PROMPT: Rename "thumbs-up-icon" to "like-icon" everywhere it occurs in the items below, and leave every other part of them unchanged.

start DATASET EXTRACT

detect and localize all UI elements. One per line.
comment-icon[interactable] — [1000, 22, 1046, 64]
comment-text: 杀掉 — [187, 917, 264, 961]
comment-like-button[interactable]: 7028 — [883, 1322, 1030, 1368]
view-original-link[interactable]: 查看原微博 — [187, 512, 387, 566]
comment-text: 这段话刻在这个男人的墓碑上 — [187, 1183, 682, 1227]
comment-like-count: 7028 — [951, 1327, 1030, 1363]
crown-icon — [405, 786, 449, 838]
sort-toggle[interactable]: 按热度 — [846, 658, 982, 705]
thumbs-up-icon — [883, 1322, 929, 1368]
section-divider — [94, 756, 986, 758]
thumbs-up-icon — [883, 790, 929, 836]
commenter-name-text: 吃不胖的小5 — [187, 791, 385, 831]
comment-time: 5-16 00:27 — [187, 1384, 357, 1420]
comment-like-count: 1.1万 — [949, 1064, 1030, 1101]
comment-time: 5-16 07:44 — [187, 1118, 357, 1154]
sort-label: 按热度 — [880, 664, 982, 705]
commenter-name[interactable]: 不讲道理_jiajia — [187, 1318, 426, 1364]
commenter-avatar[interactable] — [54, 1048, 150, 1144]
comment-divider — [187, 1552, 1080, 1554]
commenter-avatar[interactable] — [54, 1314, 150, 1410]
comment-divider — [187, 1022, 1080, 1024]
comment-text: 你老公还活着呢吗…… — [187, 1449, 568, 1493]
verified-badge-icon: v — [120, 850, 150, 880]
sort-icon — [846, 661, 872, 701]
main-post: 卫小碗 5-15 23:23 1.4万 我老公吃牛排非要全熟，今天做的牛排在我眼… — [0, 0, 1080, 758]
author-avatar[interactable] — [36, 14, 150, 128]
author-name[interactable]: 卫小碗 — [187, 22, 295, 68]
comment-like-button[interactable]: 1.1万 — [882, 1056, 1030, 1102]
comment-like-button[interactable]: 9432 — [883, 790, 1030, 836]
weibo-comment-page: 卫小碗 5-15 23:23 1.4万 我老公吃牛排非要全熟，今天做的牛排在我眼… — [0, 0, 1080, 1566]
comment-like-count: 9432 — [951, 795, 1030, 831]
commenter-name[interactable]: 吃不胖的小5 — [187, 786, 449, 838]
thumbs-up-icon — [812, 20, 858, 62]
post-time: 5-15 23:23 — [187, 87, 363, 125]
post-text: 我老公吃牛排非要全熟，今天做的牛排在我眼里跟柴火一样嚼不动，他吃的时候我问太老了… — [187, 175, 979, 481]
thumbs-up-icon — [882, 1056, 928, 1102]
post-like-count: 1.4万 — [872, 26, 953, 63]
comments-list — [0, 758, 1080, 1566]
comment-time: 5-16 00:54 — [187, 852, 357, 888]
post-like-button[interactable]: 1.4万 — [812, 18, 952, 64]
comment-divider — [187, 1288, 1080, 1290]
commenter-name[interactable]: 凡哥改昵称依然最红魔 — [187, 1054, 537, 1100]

end DATASET EXTRACT

RESPONSE:
detect and localize all UI elements. One per line.
comment-icon[interactable] — [1000, 22, 1046, 64]
comment-text: 杀掉 — [187, 917, 264, 961]
comment-like-button[interactable]: 7028 — [883, 1322, 1030, 1368]
view-original-link[interactable]: 查看原微博 — [187, 512, 387, 566]
comment-text: 这段话刻在这个男人的墓碑上 — [187, 1183, 682, 1227]
comment-like-count: 7028 — [951, 1327, 1030, 1363]
crown-icon — [405, 786, 449, 838]
sort-toggle[interactable]: 按热度 — [846, 658, 982, 705]
like-icon — [883, 1322, 929, 1368]
section-divider — [94, 756, 986, 758]
like-icon — [883, 790, 929, 836]
commenter-name-text: 吃不胖的小5 — [187, 791, 385, 831]
comment-time: 5-16 00:27 — [187, 1384, 357, 1420]
comment-like-count: 1.1万 — [949, 1064, 1030, 1101]
comment-time: 5-16 07:44 — [187, 1118, 357, 1154]
sort-label: 按热度 — [880, 664, 982, 705]
commenter-name[interactable]: 不讲道理_jiajia — [187, 1318, 426, 1364]
commenter-avatar[interactable] — [54, 1048, 150, 1144]
comment-divider — [187, 1552, 1080, 1554]
commenter-avatar[interactable] — [54, 1314, 150, 1410]
comment-divider — [187, 1022, 1080, 1024]
comment-text: 你老公还活着呢吗…… — [187, 1449, 568, 1493]
verified-badge-icon: v — [120, 850, 150, 880]
sort-icon — [846, 661, 872, 701]
main-post: 卫小碗 5-15 23:23 1.4万 我老公吃牛排非要全熟，今天做的牛排在我眼… — [0, 0, 1080, 758]
author-avatar[interactable] — [36, 14, 150, 128]
author-name[interactable]: 卫小碗 — [187, 22, 295, 68]
comment-like-button[interactable]: 1.1万 — [882, 1056, 1030, 1102]
comment-like-button[interactable]: 9432 — [883, 790, 1030, 836]
weibo-comment-page: 卫小碗 5-15 23:23 1.4万 我老公吃牛排非要全熟，今天做的牛排在我眼… — [0, 0, 1080, 1566]
comment-like-count: 9432 — [951, 795, 1030, 831]
commenter-name[interactable]: 吃不胖的小5 — [187, 786, 449, 838]
like-icon — [812, 20, 858, 62]
post-time: 5-15 23:23 — [187, 87, 363, 125]
post-text: 我老公吃牛排非要全熟，今天做的牛排在我眼里跟柴火一样嚼不动，他吃的时候我问太老了… — [187, 175, 979, 481]
like-icon — [882, 1056, 928, 1102]
post-like-count: 1.4万 — [872, 26, 953, 63]
comments-list — [0, 758, 1080, 1566]
comment-time: 5-16 00:54 — [187, 852, 357, 888]
post-like-button[interactable]: 1.4万 — [812, 18, 952, 64]
comment-divider — [187, 1288, 1080, 1290]
commenter-name[interactable]: 凡哥改昵称依然最红魔 — [187, 1054, 537, 1100]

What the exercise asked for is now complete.